[DIRECTIONS FOR THIS TASK]:
Write the entries below out again exactly; any picture in them stays out.

[PROVIDED DATA]:
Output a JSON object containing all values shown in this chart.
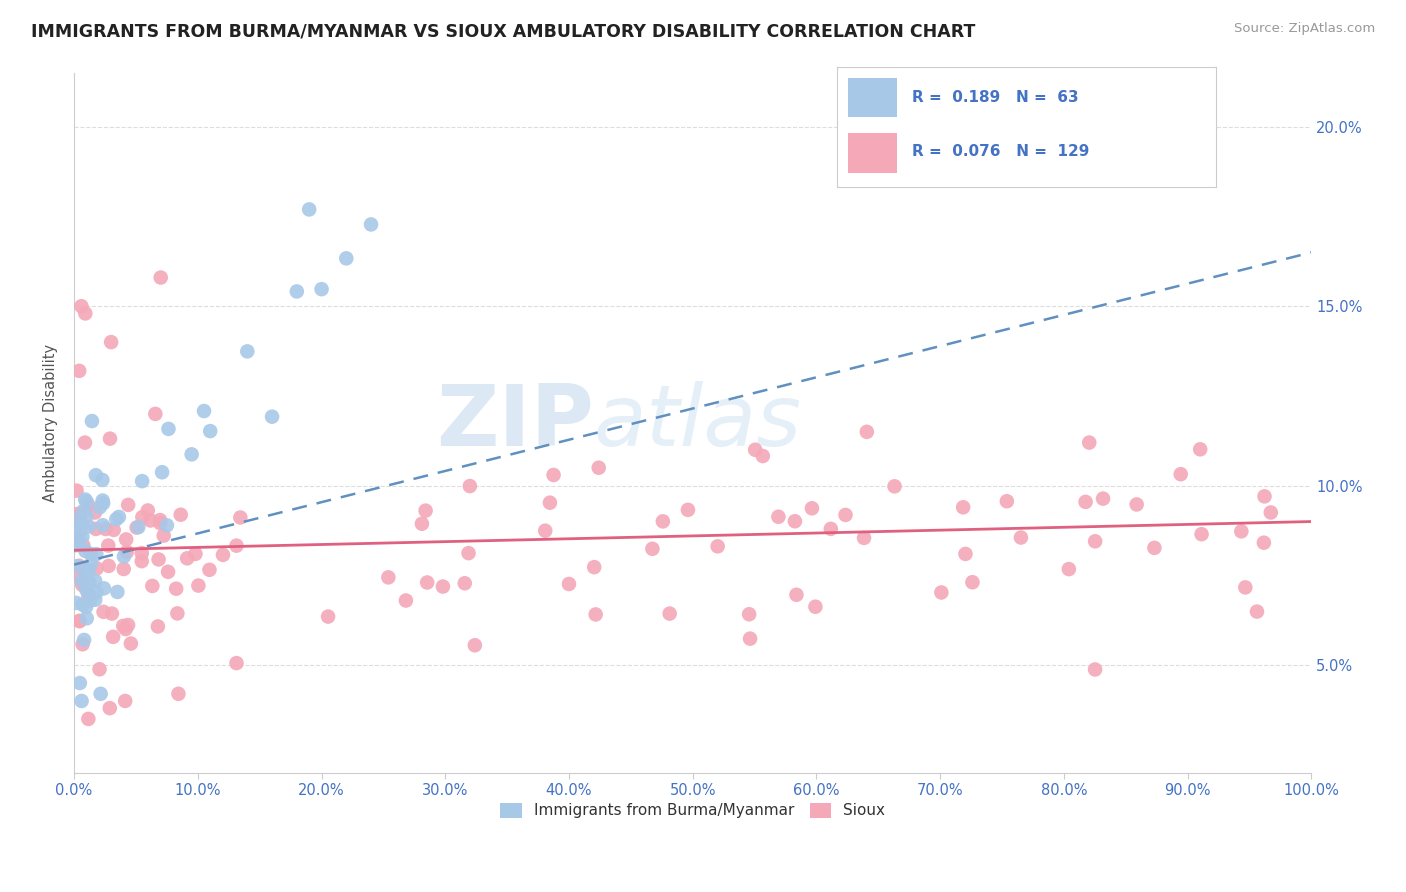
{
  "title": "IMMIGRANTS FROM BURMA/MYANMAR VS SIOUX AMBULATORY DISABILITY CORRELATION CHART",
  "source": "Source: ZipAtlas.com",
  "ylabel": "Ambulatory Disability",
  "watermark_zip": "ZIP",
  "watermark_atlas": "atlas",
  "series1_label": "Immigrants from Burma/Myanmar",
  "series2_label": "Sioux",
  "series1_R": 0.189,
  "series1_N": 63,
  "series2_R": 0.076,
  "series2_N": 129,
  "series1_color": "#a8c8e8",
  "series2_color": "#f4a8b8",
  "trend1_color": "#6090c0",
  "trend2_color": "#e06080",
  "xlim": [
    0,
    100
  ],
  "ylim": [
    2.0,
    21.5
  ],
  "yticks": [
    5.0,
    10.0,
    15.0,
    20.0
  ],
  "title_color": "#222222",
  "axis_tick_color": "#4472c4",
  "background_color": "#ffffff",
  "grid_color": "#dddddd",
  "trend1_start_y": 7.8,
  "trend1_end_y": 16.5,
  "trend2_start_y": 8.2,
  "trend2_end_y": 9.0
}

[ANSWER TO THIS TASK]:
Output a JSON object containing all values shown in this chart.
{
  "title": "IMMIGRANTS FROM BURMA/MYANMAR VS SIOUX AMBULATORY DISABILITY CORRELATION CHART",
  "source": "Source: ZipAtlas.com",
  "ylabel": "Ambulatory Disability",
  "watermark_zip": "ZIP",
  "watermark_atlas": "atlas",
  "series1_label": "Immigrants from Burma/Myanmar",
  "series2_label": "Sioux",
  "series1_R": 0.189,
  "series1_N": 63,
  "series2_R": 0.076,
  "series2_N": 129,
  "series1_color": "#a8c8e8",
  "series2_color": "#f4a8b8",
  "trend1_color": "#6090c0",
  "trend2_color": "#e06080",
  "xlim": [
    0,
    100
  ],
  "ylim": [
    2.0,
    21.5
  ],
  "yticks": [
    5.0,
    10.0,
    15.0,
    20.0
  ],
  "title_color": "#222222",
  "axis_tick_color": "#4472c4",
  "background_color": "#ffffff",
  "grid_color": "#dddddd",
  "trend1_start_y": 7.8,
  "trend1_end_y": 16.5,
  "trend2_start_y": 8.2,
  "trend2_end_y": 9.0
}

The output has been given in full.